Data entries
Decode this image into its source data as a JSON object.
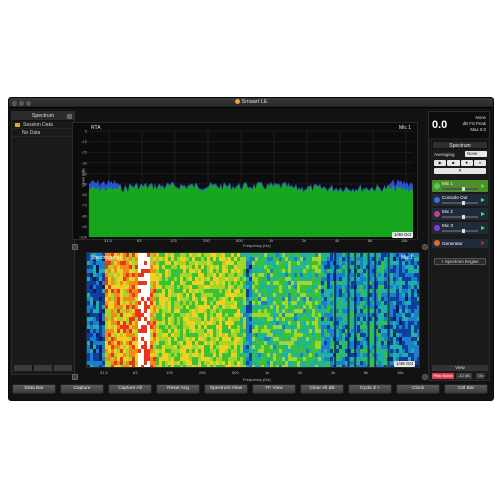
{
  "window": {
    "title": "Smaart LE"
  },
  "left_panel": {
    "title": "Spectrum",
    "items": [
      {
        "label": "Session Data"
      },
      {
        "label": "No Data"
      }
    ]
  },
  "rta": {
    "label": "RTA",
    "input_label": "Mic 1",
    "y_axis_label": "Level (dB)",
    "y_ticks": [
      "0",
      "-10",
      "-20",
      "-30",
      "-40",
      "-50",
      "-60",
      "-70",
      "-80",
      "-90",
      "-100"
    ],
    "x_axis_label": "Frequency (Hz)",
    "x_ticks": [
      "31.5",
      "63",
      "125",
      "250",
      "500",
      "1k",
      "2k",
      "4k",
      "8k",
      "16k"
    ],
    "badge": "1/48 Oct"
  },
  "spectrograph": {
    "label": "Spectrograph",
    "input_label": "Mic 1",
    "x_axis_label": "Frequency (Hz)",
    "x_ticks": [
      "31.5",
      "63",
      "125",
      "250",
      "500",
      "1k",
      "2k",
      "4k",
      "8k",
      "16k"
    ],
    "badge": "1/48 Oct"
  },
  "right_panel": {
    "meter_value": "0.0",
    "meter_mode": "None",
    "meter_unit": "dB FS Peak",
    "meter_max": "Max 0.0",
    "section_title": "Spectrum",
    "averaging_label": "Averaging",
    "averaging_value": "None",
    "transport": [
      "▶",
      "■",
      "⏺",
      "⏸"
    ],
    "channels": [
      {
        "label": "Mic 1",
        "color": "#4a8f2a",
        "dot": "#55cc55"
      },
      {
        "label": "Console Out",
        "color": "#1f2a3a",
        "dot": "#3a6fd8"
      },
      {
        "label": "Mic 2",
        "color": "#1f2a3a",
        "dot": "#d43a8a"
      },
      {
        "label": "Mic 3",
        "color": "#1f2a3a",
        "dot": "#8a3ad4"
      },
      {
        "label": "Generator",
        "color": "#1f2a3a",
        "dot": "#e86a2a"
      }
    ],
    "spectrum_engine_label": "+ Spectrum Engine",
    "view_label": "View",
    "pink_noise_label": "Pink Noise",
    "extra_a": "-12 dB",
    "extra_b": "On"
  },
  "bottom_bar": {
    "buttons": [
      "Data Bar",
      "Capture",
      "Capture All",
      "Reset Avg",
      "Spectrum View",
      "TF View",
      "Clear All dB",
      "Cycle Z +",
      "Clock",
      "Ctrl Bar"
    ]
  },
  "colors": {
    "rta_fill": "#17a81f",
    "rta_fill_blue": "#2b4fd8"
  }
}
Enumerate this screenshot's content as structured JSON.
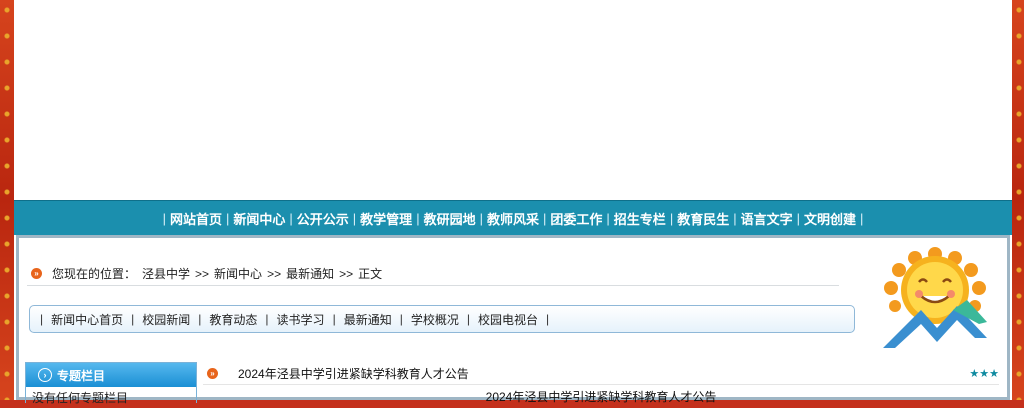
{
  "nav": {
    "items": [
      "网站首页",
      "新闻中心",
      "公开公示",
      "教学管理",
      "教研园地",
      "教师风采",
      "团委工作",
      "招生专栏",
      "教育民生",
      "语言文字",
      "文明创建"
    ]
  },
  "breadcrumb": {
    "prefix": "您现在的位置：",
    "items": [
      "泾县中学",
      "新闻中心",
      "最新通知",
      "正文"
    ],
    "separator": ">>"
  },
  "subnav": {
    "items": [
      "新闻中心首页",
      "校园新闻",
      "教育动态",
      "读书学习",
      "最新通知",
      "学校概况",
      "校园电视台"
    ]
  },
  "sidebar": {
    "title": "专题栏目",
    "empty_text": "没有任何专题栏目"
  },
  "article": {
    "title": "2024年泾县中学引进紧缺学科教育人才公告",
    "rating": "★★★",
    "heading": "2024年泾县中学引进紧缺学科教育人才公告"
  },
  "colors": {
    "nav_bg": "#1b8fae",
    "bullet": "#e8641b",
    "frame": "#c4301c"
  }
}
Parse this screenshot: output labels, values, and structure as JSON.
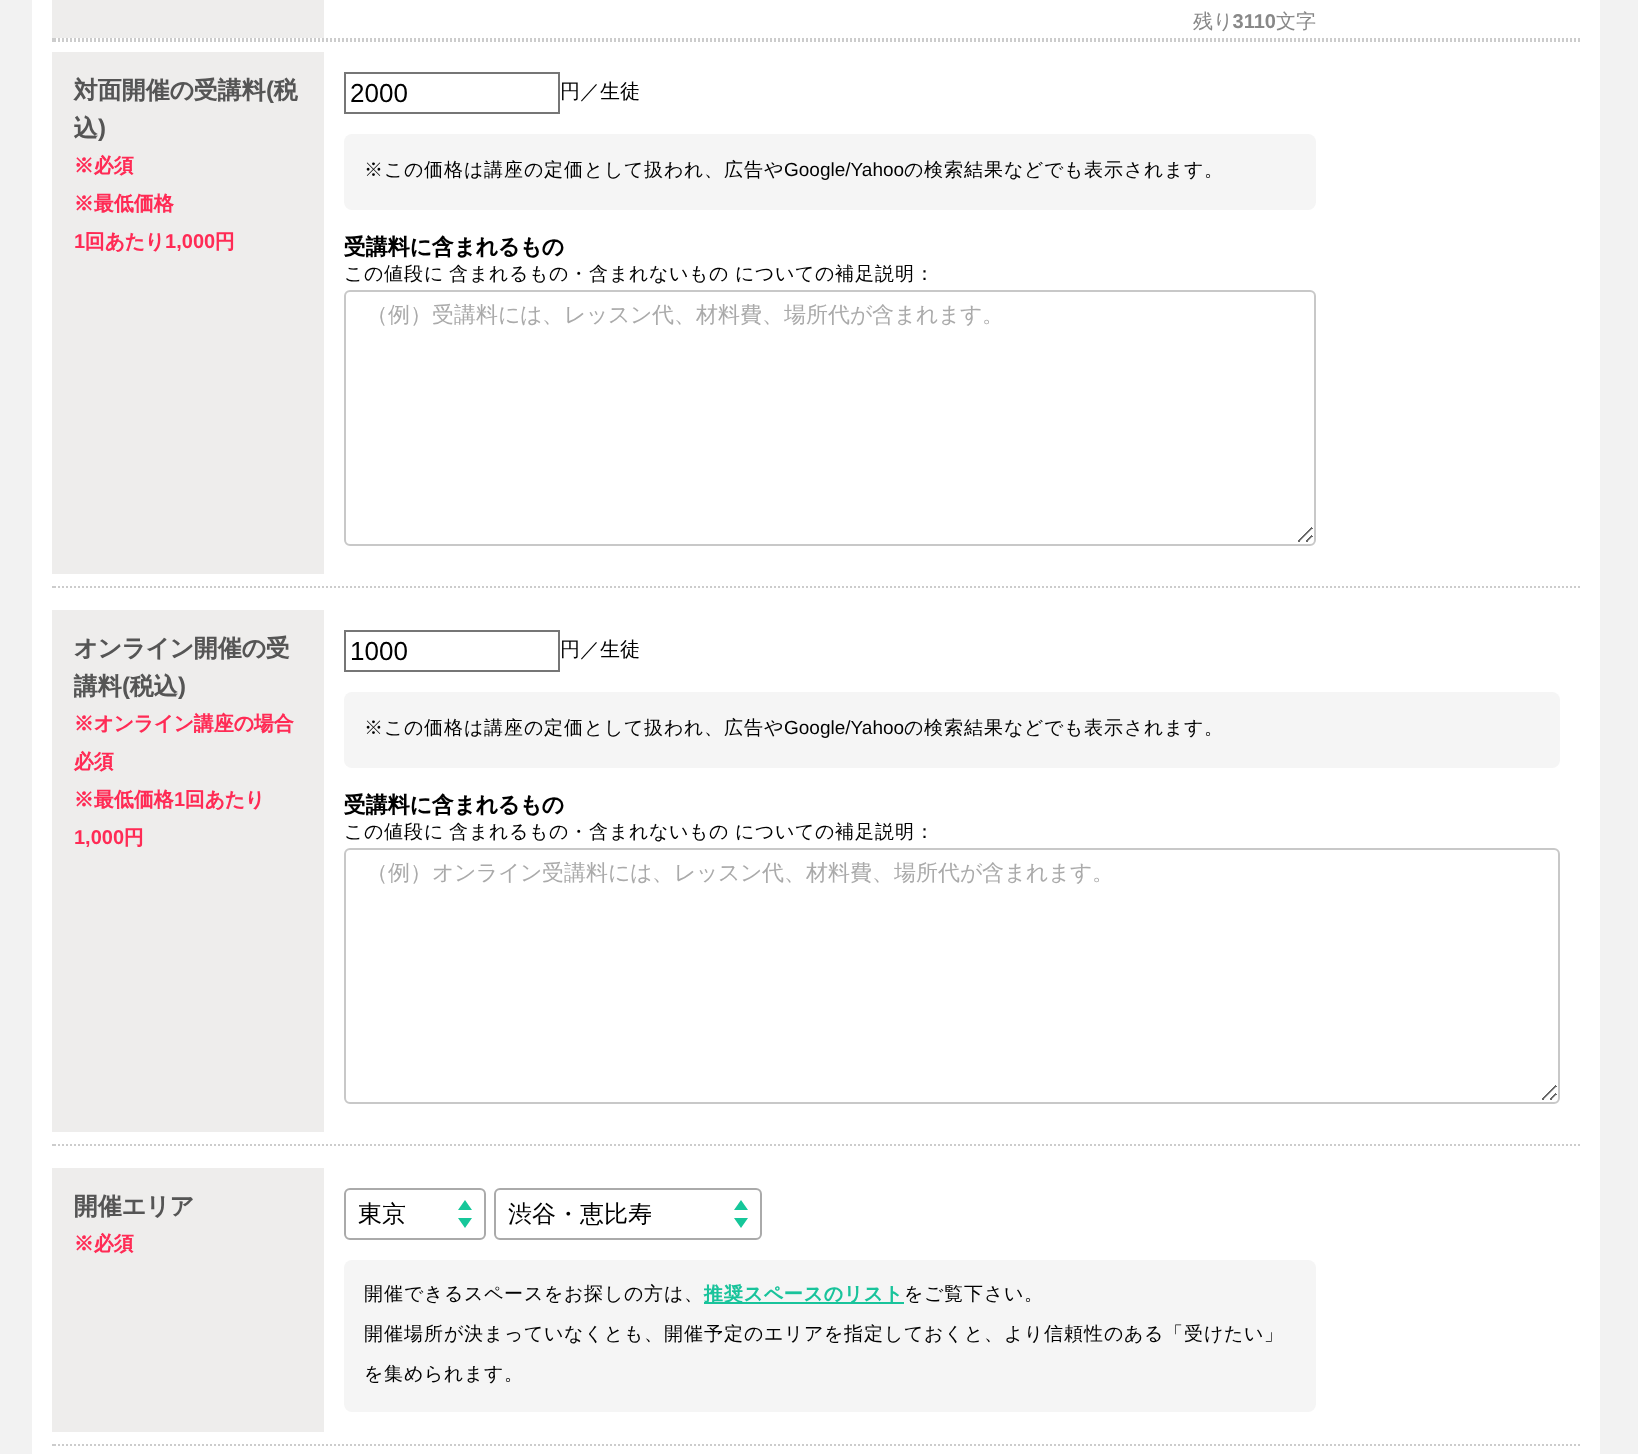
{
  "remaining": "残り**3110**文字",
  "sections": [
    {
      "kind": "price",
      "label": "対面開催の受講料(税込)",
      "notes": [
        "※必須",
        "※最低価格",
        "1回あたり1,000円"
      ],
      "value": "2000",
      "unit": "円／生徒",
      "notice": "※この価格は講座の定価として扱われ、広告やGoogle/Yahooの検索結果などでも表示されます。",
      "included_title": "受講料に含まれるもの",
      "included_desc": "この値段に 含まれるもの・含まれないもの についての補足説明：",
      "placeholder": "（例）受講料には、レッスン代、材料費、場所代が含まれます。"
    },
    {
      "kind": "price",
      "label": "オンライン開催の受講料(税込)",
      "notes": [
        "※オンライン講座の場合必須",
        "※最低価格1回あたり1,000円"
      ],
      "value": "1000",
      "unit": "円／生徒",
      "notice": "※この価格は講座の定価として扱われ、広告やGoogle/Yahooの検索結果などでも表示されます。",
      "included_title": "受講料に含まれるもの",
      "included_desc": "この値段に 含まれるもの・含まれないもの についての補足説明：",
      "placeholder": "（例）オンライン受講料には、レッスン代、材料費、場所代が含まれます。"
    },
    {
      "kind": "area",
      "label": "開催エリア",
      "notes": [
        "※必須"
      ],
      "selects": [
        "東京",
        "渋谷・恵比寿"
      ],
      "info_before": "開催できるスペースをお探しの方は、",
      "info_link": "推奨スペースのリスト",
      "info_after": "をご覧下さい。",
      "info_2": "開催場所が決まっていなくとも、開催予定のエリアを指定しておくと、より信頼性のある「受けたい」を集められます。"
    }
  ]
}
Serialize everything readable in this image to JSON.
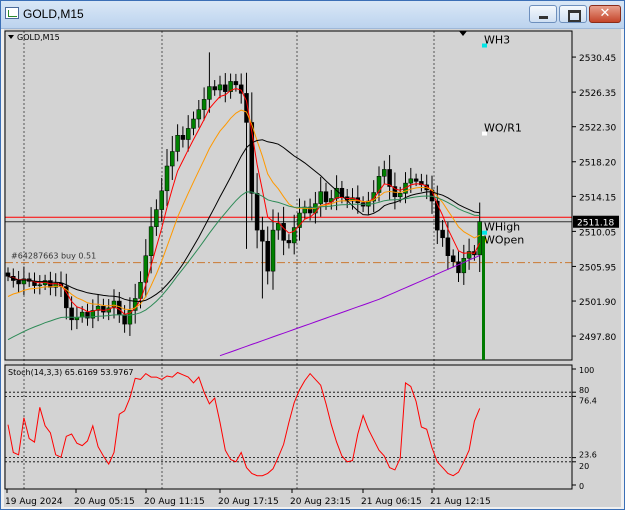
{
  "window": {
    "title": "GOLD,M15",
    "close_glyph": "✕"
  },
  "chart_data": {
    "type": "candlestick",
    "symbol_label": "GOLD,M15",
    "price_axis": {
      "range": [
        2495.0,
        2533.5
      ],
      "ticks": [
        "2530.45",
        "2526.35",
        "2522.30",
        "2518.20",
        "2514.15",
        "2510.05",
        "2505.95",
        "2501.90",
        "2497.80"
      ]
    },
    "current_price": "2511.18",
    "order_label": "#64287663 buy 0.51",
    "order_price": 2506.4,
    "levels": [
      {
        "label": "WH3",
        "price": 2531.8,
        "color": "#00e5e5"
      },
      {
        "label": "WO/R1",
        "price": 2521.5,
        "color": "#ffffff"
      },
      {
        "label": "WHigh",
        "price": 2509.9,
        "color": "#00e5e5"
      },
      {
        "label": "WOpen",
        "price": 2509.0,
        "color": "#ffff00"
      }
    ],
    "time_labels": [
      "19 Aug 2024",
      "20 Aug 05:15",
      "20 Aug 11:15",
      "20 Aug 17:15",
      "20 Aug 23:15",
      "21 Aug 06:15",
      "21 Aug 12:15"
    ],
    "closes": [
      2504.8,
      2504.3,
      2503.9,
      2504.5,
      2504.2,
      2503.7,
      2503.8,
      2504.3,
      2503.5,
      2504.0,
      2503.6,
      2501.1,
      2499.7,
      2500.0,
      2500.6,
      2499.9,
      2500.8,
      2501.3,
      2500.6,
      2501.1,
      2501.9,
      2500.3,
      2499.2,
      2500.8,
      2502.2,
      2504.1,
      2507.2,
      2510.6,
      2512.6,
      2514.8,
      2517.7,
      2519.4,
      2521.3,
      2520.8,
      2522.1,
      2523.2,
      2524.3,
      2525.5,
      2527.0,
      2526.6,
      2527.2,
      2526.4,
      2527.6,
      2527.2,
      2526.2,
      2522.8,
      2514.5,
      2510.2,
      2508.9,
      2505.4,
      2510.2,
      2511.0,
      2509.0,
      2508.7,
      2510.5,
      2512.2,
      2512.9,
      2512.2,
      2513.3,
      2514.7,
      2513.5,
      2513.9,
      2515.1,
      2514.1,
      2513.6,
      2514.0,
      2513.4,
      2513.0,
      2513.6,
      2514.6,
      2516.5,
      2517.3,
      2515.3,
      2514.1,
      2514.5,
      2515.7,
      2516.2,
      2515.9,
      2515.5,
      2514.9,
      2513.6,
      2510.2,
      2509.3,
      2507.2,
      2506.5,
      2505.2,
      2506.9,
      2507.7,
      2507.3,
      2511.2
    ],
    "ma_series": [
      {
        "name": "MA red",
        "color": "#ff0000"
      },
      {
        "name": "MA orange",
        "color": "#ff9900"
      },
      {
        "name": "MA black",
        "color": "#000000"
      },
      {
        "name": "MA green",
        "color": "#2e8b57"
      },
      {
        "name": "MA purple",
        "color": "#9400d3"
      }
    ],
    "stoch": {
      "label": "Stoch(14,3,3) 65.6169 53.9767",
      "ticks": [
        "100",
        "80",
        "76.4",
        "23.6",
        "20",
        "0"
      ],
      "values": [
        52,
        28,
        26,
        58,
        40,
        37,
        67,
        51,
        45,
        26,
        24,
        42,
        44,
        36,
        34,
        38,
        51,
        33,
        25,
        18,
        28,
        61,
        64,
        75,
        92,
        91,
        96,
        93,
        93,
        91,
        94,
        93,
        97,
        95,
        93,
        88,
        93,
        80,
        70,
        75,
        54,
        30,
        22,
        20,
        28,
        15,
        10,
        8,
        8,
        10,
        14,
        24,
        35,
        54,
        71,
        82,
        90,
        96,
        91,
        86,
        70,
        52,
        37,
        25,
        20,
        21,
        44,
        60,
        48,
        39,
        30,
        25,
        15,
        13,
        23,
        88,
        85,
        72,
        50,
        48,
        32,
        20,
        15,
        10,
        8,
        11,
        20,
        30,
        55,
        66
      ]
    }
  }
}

The problem: In the listing, how many lines hold "レッスン代"? Answer with a bare number.

Reply: 2